**Página**
Pela lei de 1860, uma modificação muito importante foi feita na Inglaterra. Durante o andamento do processo de divórcio, qualquer pessoa podia intervir no feito, e provar a colusão ou ocultação de fatos. O procurador do rei (King’s proctor) pode intervir durante o processo, e provar a existência de colusão ou outros obstáculos (“Encyclopedia Britannica”, ed. 1953, art. Divorce, págs. 455-457).

Êsse conluio se destina a obter um divórcio por mútuo consentimento, que a lei está longe de conceder. Mais adiante, veremos o que nos revelam as estatísticas sôbre o divórcio por mútuo consentimento nos Estados Unidos.

**Dados disponíveis**

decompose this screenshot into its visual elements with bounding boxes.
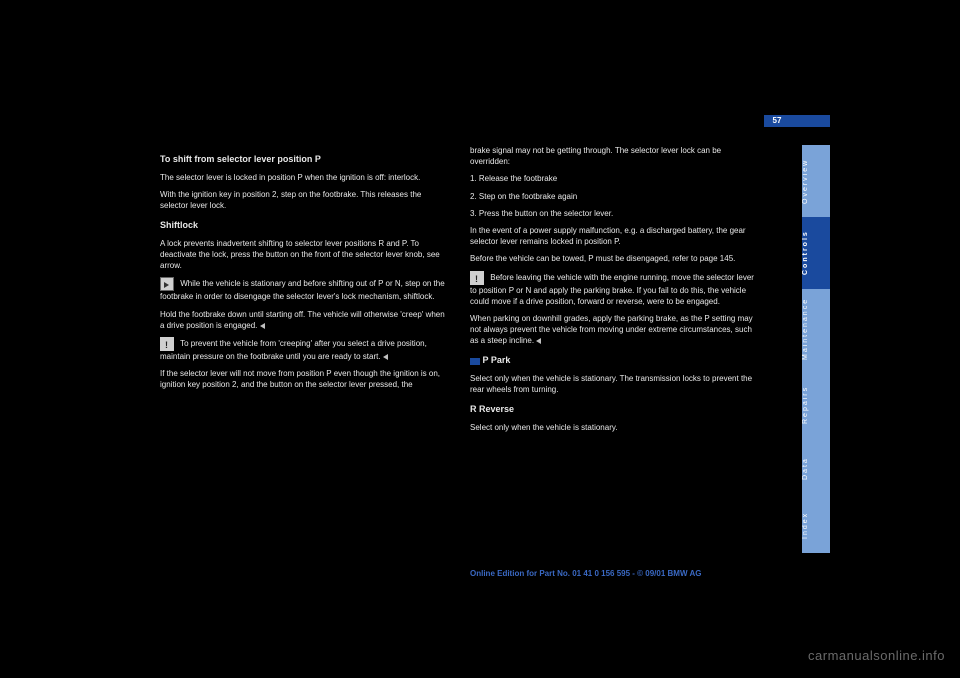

**Tarefa proposta 1**
As afirmações a seguir estão de acordo com a página? (a) A lei de 1860 trouxe uma modificação muito importante na Inglaterra. (b) Somente o procurador do rei podia intervir no processo de divórcio. (c) A lei concede sem dificuldade o divórcio por mútuo consentimento.
**Tarefa proposta 2**
Reproduza fielmente o trecho da página que começa em “Pela lei de” e vai até “nos Estados Unidos.”, inclusive.

**Resposta correta 1**
(a) Sim: “Pela lei de 1860, uma modificação muito importante foi feita na Inglaterra.”
(b) Não: “qualquer pessoa podia intervir no feito”.
(c) Não: “que a lei está longe de conceder”.

**Resposta correta 2**
Pela lei de 1860, uma modificação muito importante foi feita na Inglaterra. Durante o andamento do processo de divórcio, qualquer pessoa podia intervir no feito, e provar a colusão ou ocultação de fatos. O procurador do rei (King’s proctor) pode intervir durante o processo, e provar a existência de colusão ou outros obstáculos (“Encyclopedia Britannica”, ed. 1953, art. Divorce, págs. 455-457).

Êsse conluio se destina a obter um divórcio por mútuo consentimento, que a lei está longe de conceder. Mais adiante, veremos o que nos revelam as estatísticas sôbre o divórcio por mútuo consentimento nos Estados Unidos.